» **Task directions**
Find the lines of data that contain the string "कचनकवल", then list them.

======== Exercise inputs

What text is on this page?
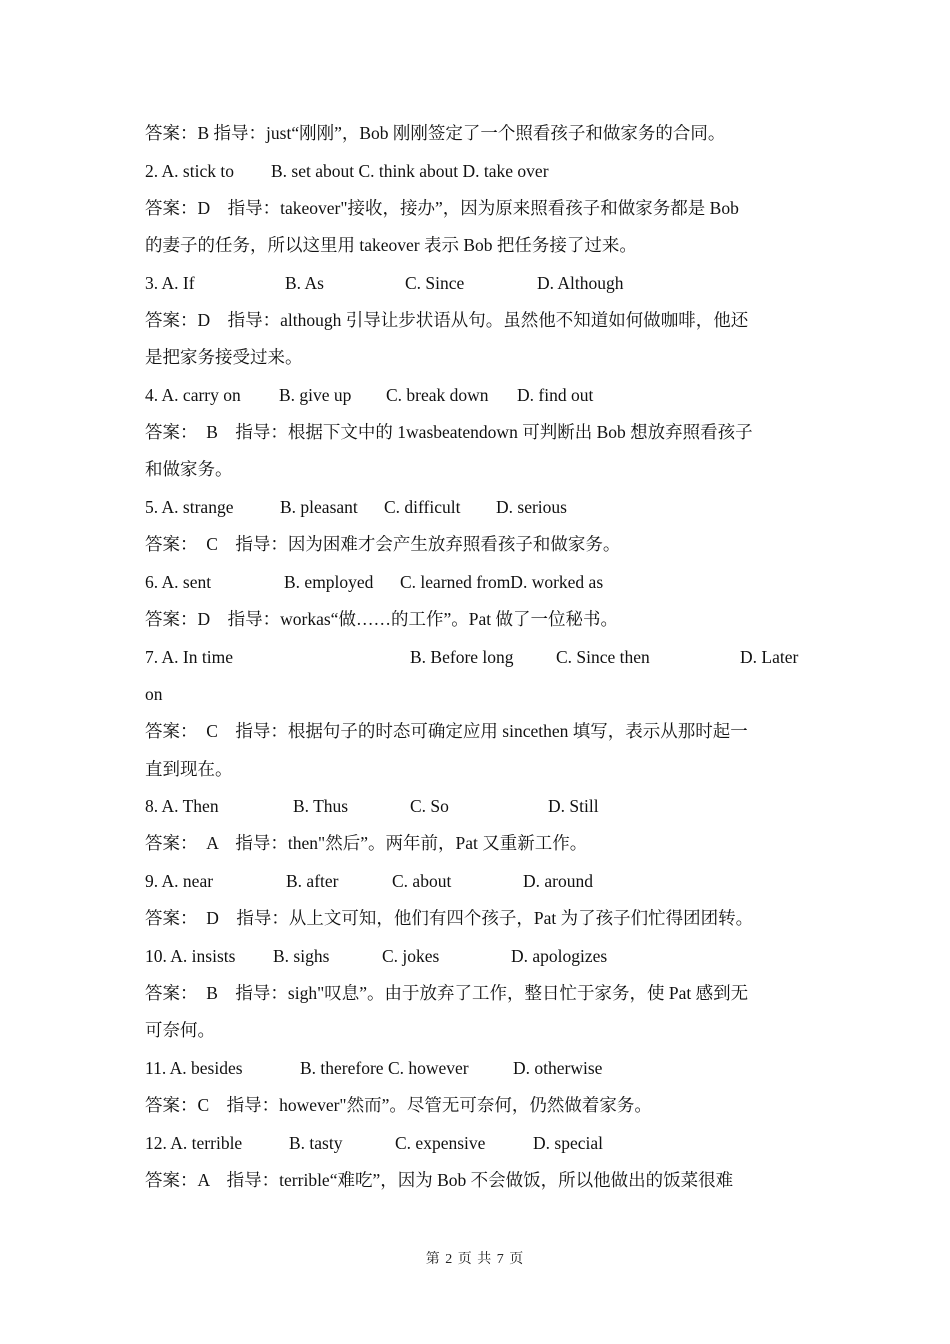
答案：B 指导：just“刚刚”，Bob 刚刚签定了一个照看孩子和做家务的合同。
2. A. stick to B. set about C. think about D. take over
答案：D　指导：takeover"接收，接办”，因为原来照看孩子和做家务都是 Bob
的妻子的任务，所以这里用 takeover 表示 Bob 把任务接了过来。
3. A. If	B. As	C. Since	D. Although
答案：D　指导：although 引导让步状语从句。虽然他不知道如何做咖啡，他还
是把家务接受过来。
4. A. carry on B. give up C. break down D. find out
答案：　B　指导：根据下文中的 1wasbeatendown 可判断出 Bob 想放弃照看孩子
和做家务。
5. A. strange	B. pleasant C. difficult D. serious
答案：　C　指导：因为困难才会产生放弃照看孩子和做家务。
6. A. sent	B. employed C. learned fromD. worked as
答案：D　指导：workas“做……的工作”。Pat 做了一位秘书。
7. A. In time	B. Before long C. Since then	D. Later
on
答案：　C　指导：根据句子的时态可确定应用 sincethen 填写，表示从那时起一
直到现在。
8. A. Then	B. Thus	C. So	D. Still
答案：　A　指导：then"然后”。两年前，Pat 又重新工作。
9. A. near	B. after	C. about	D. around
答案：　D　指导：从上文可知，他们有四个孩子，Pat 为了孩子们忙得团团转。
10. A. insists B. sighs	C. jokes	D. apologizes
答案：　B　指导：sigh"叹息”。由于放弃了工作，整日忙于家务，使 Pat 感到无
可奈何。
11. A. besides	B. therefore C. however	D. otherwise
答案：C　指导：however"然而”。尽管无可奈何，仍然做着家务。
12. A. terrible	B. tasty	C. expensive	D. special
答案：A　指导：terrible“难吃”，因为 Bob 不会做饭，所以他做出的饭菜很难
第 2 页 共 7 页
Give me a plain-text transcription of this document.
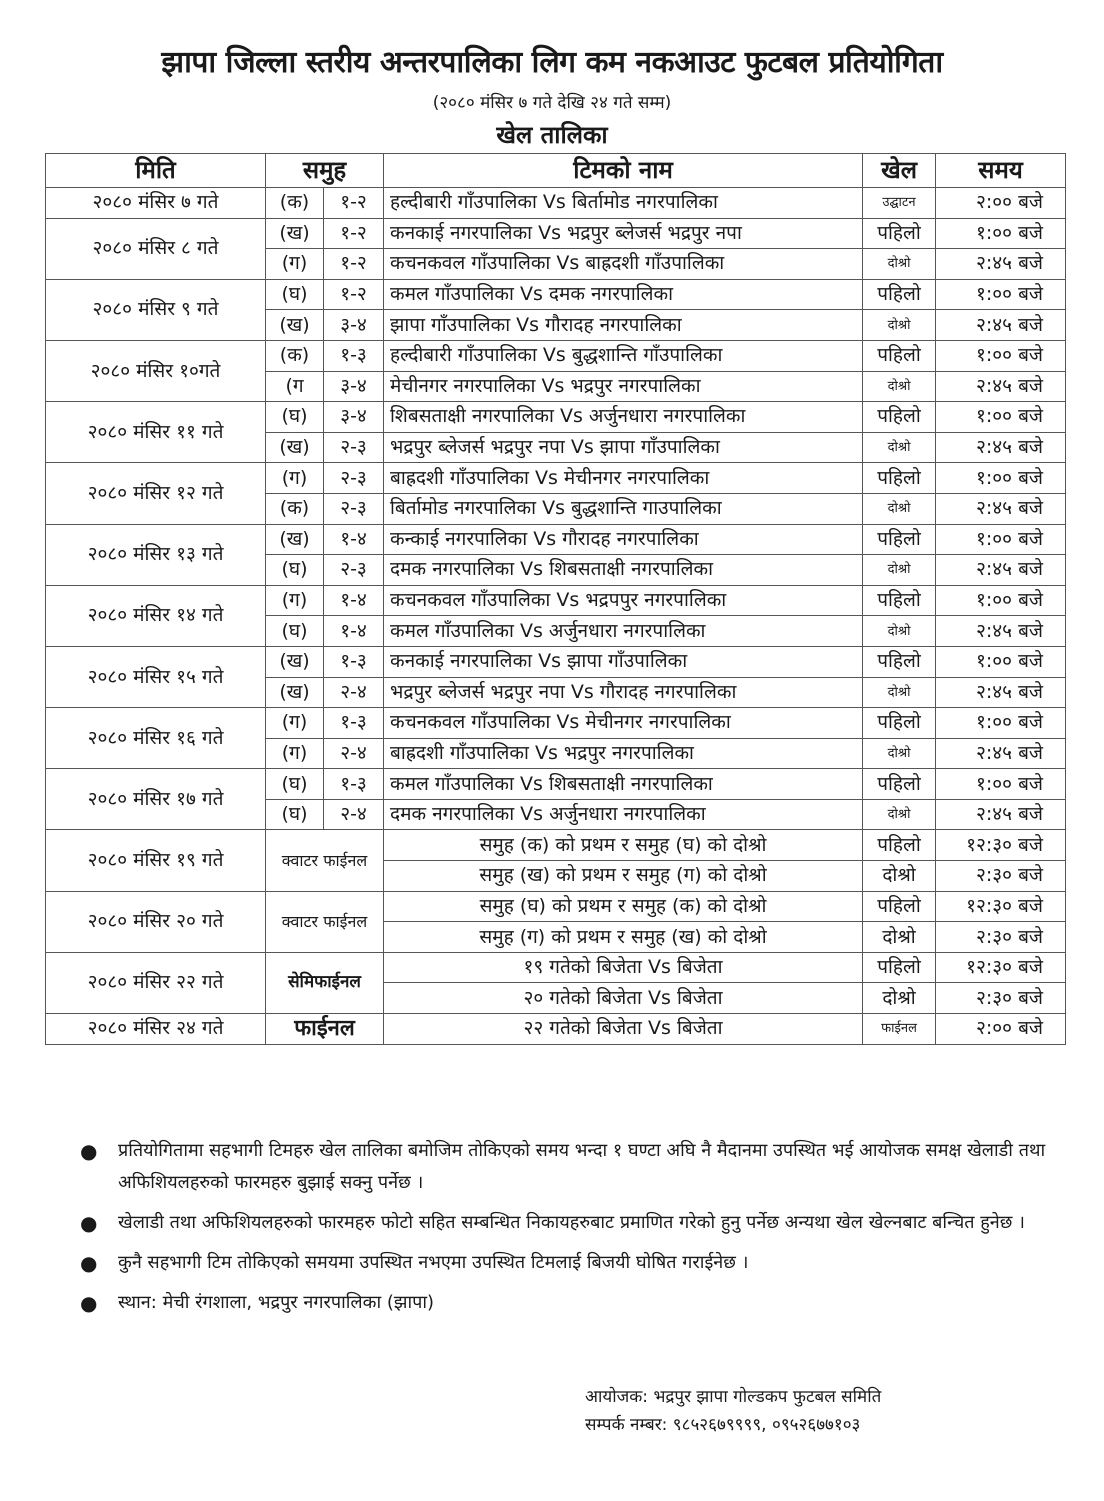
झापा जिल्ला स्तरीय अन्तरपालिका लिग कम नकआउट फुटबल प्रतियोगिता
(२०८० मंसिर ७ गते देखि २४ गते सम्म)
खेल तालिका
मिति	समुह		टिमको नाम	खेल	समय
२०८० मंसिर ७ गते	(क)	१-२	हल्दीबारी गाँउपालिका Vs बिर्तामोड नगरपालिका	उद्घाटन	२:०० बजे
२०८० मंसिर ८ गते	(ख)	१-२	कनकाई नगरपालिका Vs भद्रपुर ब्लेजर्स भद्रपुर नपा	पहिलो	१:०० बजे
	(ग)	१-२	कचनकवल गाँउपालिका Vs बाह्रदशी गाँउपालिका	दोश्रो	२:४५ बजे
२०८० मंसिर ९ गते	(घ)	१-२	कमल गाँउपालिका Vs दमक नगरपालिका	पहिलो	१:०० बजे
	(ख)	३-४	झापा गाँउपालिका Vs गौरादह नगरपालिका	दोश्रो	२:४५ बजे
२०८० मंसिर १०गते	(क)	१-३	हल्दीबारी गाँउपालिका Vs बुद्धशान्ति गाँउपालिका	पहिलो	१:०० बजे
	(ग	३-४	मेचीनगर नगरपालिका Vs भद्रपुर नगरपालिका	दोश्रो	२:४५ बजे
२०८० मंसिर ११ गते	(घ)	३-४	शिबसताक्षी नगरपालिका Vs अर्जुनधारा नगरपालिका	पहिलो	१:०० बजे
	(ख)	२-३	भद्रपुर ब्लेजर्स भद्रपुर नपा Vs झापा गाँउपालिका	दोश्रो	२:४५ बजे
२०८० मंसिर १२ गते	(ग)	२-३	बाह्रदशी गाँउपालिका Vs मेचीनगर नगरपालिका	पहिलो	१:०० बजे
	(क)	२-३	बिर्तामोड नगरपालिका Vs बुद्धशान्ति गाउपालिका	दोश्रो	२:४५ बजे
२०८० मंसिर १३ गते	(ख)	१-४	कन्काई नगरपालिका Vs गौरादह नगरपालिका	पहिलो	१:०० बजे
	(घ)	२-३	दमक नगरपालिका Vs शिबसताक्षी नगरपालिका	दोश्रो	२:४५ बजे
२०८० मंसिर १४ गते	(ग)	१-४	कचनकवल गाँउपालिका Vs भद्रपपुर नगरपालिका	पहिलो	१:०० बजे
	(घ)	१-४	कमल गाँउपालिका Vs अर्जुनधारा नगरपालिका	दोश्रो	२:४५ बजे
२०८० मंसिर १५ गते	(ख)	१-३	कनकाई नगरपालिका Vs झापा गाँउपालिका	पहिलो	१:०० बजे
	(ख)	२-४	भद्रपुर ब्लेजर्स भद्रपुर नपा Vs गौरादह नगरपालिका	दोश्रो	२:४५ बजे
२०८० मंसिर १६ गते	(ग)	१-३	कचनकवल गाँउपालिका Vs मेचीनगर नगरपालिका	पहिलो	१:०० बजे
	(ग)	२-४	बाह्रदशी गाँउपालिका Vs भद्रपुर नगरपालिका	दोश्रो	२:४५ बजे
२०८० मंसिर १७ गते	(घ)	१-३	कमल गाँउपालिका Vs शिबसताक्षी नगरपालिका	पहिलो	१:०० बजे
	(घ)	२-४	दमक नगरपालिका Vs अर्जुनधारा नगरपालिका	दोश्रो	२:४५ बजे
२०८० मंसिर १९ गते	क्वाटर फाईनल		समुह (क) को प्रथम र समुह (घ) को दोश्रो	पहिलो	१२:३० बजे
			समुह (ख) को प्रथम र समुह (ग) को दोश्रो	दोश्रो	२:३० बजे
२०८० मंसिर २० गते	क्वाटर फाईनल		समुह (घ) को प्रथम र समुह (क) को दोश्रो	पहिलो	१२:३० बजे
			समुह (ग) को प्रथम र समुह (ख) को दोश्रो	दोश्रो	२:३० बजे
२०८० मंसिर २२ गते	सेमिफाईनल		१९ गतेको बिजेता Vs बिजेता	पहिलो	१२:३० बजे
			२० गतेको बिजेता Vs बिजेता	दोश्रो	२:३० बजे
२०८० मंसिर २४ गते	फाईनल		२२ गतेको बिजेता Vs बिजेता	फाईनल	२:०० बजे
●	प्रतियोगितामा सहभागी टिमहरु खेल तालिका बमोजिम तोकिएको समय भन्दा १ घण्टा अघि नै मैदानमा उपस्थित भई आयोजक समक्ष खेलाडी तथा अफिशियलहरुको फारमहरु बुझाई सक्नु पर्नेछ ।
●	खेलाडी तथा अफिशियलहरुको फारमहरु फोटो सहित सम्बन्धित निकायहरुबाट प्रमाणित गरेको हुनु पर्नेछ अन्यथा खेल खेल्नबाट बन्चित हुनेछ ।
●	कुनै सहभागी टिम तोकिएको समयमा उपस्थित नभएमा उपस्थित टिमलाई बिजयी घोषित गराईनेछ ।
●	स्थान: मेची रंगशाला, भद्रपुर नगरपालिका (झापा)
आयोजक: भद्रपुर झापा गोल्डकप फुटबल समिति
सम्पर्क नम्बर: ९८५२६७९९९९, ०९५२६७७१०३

================

» **Result**
	(ग)	१-२	कचनकवल गाँउपालिका Vs बाह्रदशी गाँउपालिका	दोश्रो	२:४५ बजे
२०८० मंसिर १४ गते	(ग)	१-४	कचनकवल गाँउपालिका Vs भद्रपपुर नगरपालिका	पहिलो	१:०० बजे
२०८० मंसिर १६ गते	(ग)	१-३	कचनकवल गाँउपालिका Vs मेचीनगर नगरपालिका	पहिलो	१:०० बजे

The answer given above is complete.